◆ **Stated task**
Without the pictures, print each of the records below exactly as it appears.

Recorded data
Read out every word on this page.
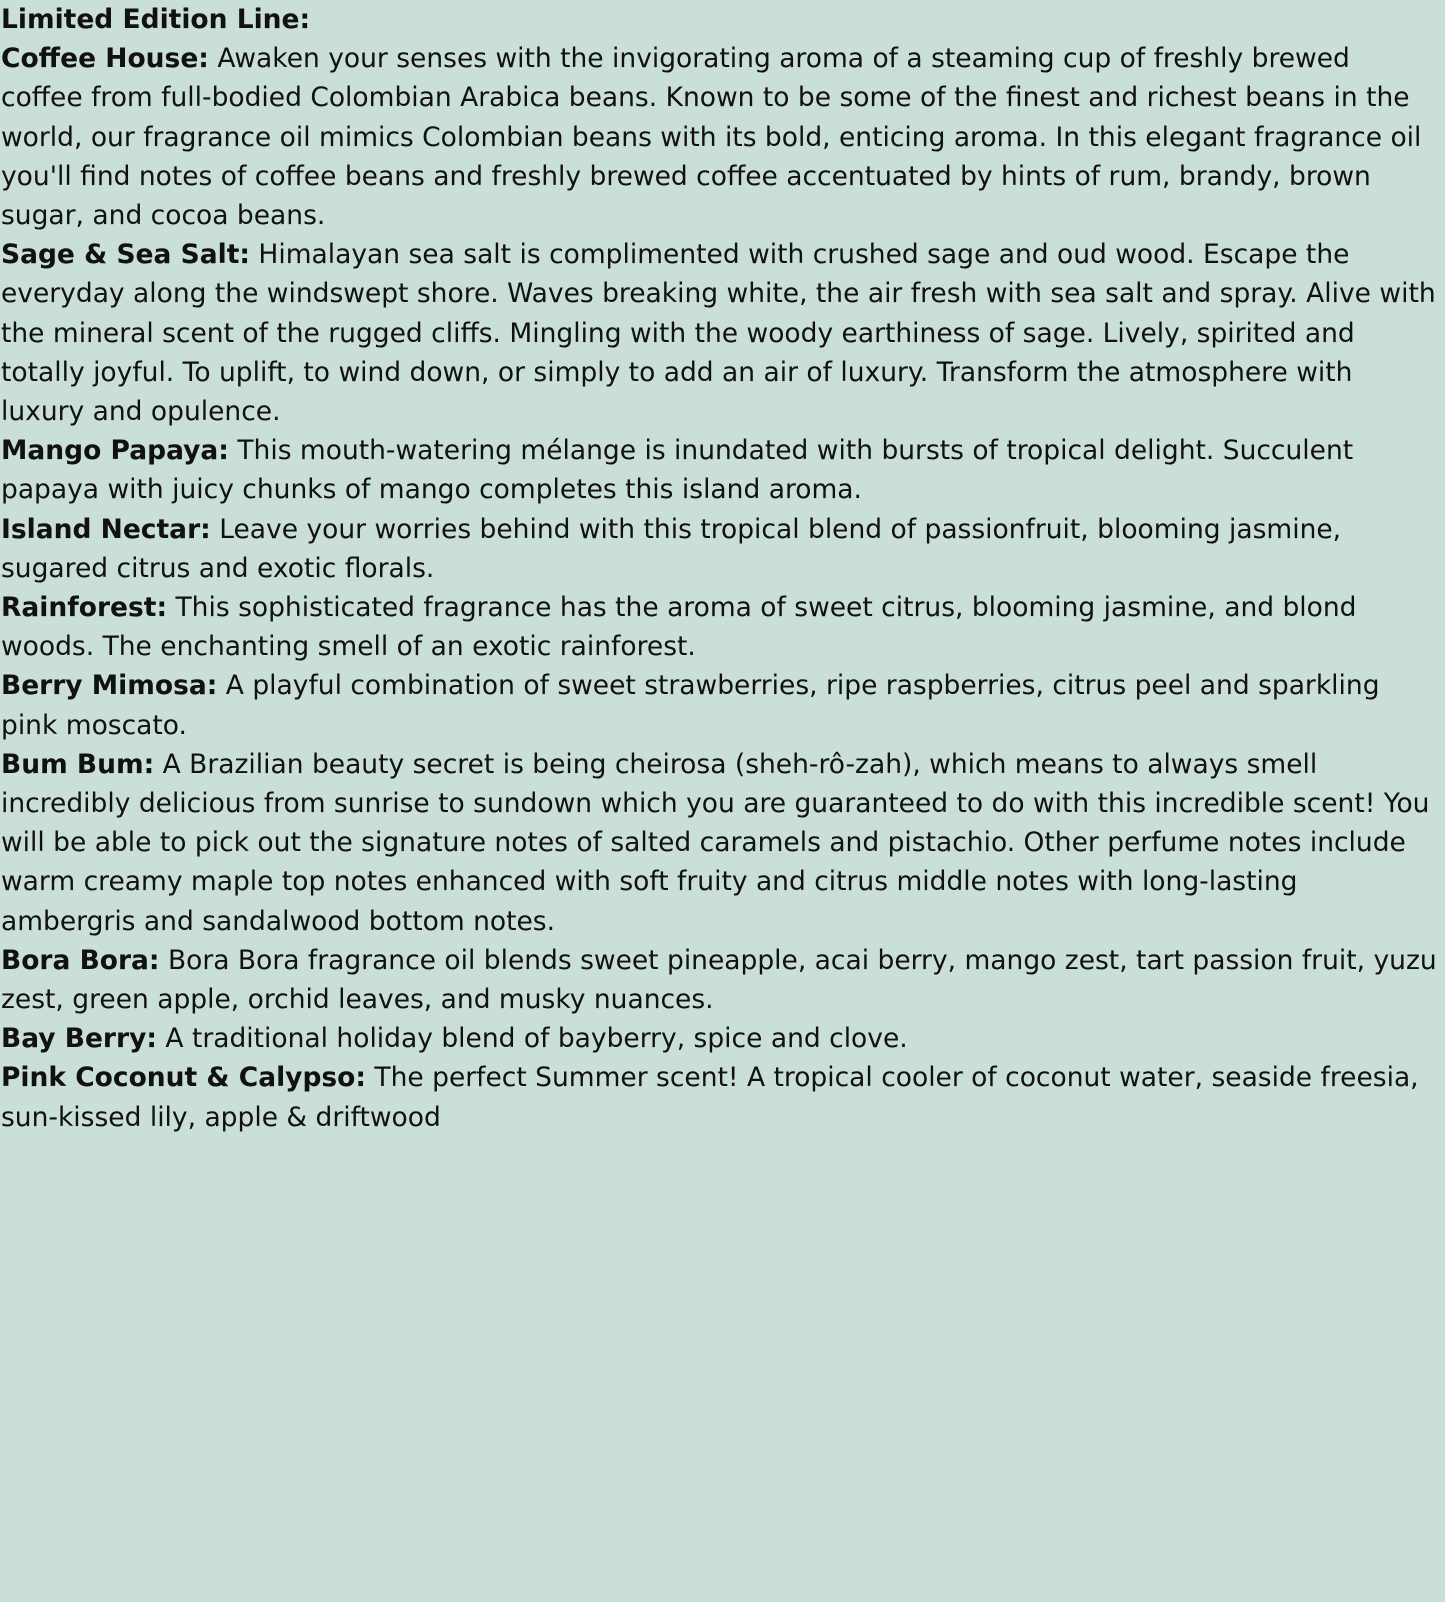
Limited Edition Line:

Coffee House: Awaken your senses with the invigorating aroma of a steaming cup of freshly brewed coffee from full-bodied Colombian Arabica beans. Known to be some of the finest and richest beans in the world, our fragrance oil mimics Colombian beans with its bold, enticing aroma. In this elegant fragrance oil you'll find notes of coffee beans and freshly brewed coffee accentuated by hints of rum, brandy, brown sugar, and cocoa beans.

Sage & Sea Salt: Himalayan sea salt is complimented with crushed sage and oud wood. Escape the everyday along the windswept shore. Waves breaking white, the air fresh with sea salt and spray. Alive with the mineral scent of the rugged cliffs. Mingling with the woody earthiness of sage. Lively, spirited and totally joyful. To uplift, to wind down, or simply to add an air of luxury. Transform the atmosphere with luxury and opulence.

Mango Papaya: This mouth-watering mélange is inundated with bursts of tropical delight. Succulent papaya with juicy chunks of mango completes this island aroma.

Island Nectar: Leave your worries behind with this tropical blend of passionfruit, blooming jasmine, sugared citrus and exotic florals.

Rainforest: This sophisticated fragrance has the aroma of sweet citrus, blooming jasmine, and blond woods. The enchanting smell of an exotic rainforest.

Berry Mimosa: A playful combination of sweet strawberries, ripe raspberries, citrus peel and sparkling pink moscato.

Bum Bum: A Brazilian beauty secret is being cheirosa (sheh-rô-zah), which means to always smell incredibly delicious from sunrise to sundown which you are guaranteed to do with this incredible scent! You will be able to pick out the signature notes of salted caramels and pistachio. Other perfume notes include warm creamy maple top notes enhanced with soft fruity and citrus middle notes with long-lasting ambergris and sandalwood bottom notes.

Bora Bora: Bora Bora fragrance oil blends sweet pineapple, acai berry, mango zest, tart passion fruit, yuzu zest, green apple, orchid leaves, and musky nuances.

Bay Berry: A traditional holiday blend of bayberry, spice and clove.

Pink Coconut & Calypso: The perfect Summer scent! A tropical cooler of coconut water, seaside freesia, sun-kissed lily, apple & driftwood
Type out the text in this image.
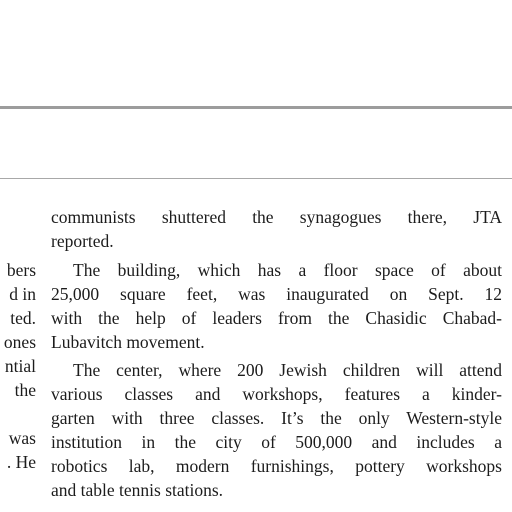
bers
d in
ted.
ones
ntial
the
was
. He
communists shuttered the synagogues there, JTA
reported.
The building, which has a floor space of about
25,000 square feet, was inaugurated on Sept. 12
with the help of leaders from the Chasidic Chabad-
Lubavitch movement.
The center, where 200 Jewish children will attend
various classes and workshops, features a kinder-
garten with three classes. It’s the only Western-style
institution in the city of 500,000 and includes a
robotics lab, modern furnishings, pottery workshops
and table tennis stations.
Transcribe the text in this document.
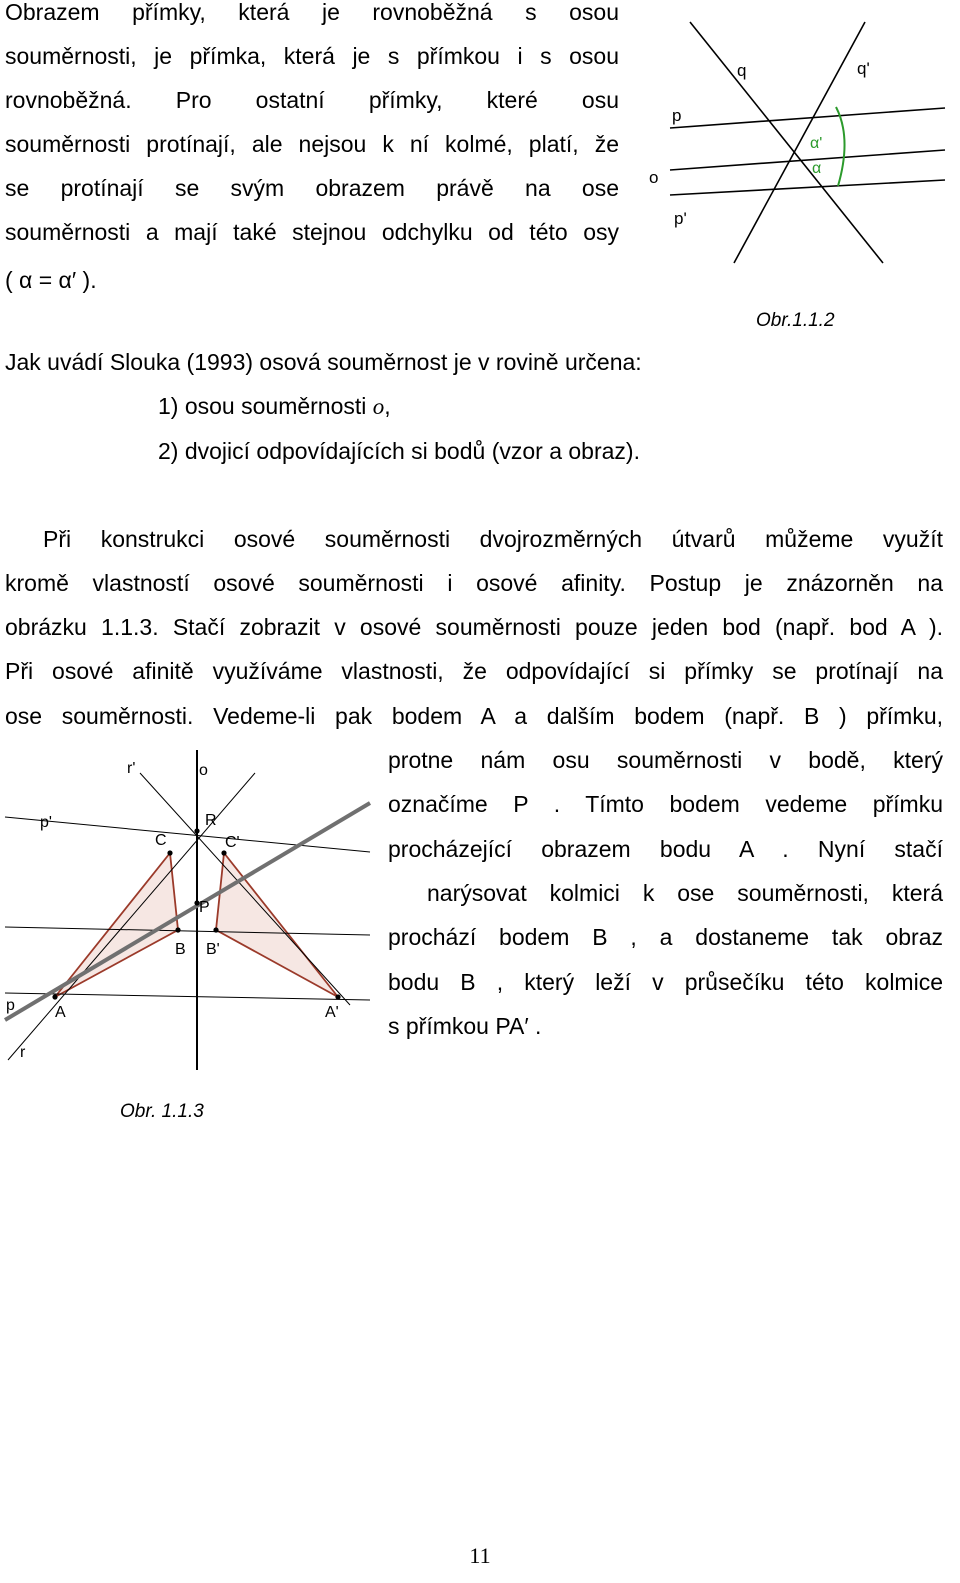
Obrazem přímky, která je rovnoběžná s osou

souměrnosti, je přímka, která je s přímkou i s osou

rovnoběžná. Pro ostatní přímky, které osu

souměrnosti protínají, ale nejsou k ní kolmé, platí, že

se protínají se svým obrazem právě na ose

souměrnosti a mají také stejnou odchylku od této osy

( α = α′ ).

q	q'
p
o
p'
α'
α
Obr.1.1.2

Jak uvádí Slouka (1993) osová souměrnost je v rovině určena:

1) osou souměrnosti o,

2) dvojicí odpovídajících si bodů (vzor a obraz).

Při konstrukci osové souměrnosti dvojrozměrných útvarů můžeme využít

kromě vlastností osové souměrnosti i osové afinity. Postup je znázorněn na

obrázku 1.1.3. Stačí zobrazit v osové souměrnosti pouze jeden bod (např. bod A ).

Při osové afinitě využíváme vlastnosti, že odpovídající si přímky se protínají na

ose souměrnosti. Vedeme-li pak bodem A a dalším bodem (např. B ) přímku,

protne nám osu souměrnosti v bodě, který

označíme P . Tímto bodem vedeme přímku

procházející obrazem bodu A . Nyní stačí

narýsovat kolmici k ose souměrnosti, která

prochází bodem B , a dostaneme tak obraz

bodu B , který leží v průsečíku této kolmice

s přímkou PA′ .

r'	o
p'
C
R
C'
P
B B'
p	A	A'
r
Obr. 1.1.3
11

◆ **Answer to this exercise**
Read out every word on this page.
Limited Edition Line:

Coffee House: Awaken your senses with the invigorating aroma of a steaming cup of freshly brewed coffee from full-bodied Colombian Arabica beans. Known to be some of the finest and richest beans in the world, our fragrance oil mimics Colombian beans with its bold, enticing aroma. In this elegant fragrance oil you'll find notes of coffee beans and freshly brewed coffee accentuated by hints of rum, brandy, brown sugar, and cocoa beans.

Sage & Sea Salt: Himalayan sea salt is complimented with crushed sage and oud wood. Escape the everyday along the windswept shore. Waves breaking white, the air fresh with sea salt and spray. Alive with the mineral scent of the rugged cliffs. Mingling with the woody earthiness of sage. Lively, spirited and totally joyful. To uplift, to wind down, or simply to add an air of luxury. Transform the atmosphere with luxury and opulence.

Mango Papaya: This mouth-watering mélange is inundated with bursts of tropical delight. Succulent papaya with juicy chunks of mango completes this island aroma.

Island Nectar: Leave your worries behind with this tropical blend of passionfruit, blooming jasmine, sugared citrus and exotic florals.

Rainforest: This sophisticated fragrance has the aroma of sweet citrus, blooming jasmine, and blond woods. The enchanting smell of an exotic rainforest.

Berry Mimosa: A playful combination of sweet strawberries, ripe raspberries, citrus peel and sparkling pink moscato.

Bum Bum: A Brazilian beauty secret is being cheirosa (sheh-rô-zah), which means to always smell incredibly delicious from sunrise to sundown which you are guaranteed to do with this incredible scent! You will be able to pick out the signature notes of salted caramels and pistachio. Other perfume notes include warm creamy maple top notes enhanced with soft fruity and citrus middle notes with long-lasting ambergris and sandalwood bottom notes.

Bora Bora: Bora Bora fragrance oil blends sweet pineapple, acai berry, mango zest, tart passion fruit, yuzu zest, green apple, orchid leaves, and musky nuances.

Bay Berry: A traditional holiday blend of bayberry, spice and clove.

Pink Coconut & Calypso: The perfect Summer scent! A tropical cooler of coconut water, seaside freesia, sun-kissed lily, apple & driftwood
Type out the text in this image.
bers
d in
ted.
ones
ntial
the
was
. He
communists shuttered the synagogues there, JTA
reported.
The building, which has a floor space of about
25,000 square feet, was inaugurated on Sept. 12
with the help of leaders from the Chasidic Chabad-
Lubavitch movement.
The center, where 200 Jewish children will attend
various classes and workshops, features a kinder-
garten with three classes. It’s the only Western-style
institution in the city of 500,000 and includes a
robotics lab, modern furnishings, pottery workshops
and table tennis stations.
Transcribe the text in this document.
Obrazem přímky, která je rovnoběžná s osou

souměrnosti, je přímka, která je s přímkou i s osou

rovnoběžná. Pro ostatní přímky, které osu

souměrnosti protínají, ale nejsou k ní kolmé, platí, že

se protínají se svým obrazem právě na ose

souměrnosti a mají také stejnou odchylku od této osy

( α = α′ ).

q	q'
p
o
p'
α'
α
Obr.1.1.2

Jak uvádí Slouka (1993) osová souměrnost je v rovině určena:

1) osou souměrnosti o,

2) dvojicí odpovídajících si bodů (vzor a obraz).

Při konstrukci osové souměrnosti dvojrozměrných útvarů můžeme využít

kromě vlastností osové souměrnosti i osové afinity. Postup je znázorněn na

obrázku 1.1.3. Stačí zobrazit v osové souměrnosti pouze jeden bod (např. bod A ).

Při osové afinitě využíváme vlastnosti, že odpovídající si přímky se protínají na

ose souměrnosti. Vedeme-li pak bodem A a dalším bodem (např. B ) přímku,

protne nám osu souměrnosti v bodě, který

označíme P . Tímto bodem vedeme přímku

procházející obrazem bodu A . Nyní stačí

narýsovat kolmici k ose souměrnosti, která

prochází bodem B , a dostaneme tak obraz

bodu B , který leží v průsečíku této kolmice

s přímkou PA′ .

r'	o
p'
C
R
C'
P
B B'
p	A	A'
r
Obr. 1.1.3
11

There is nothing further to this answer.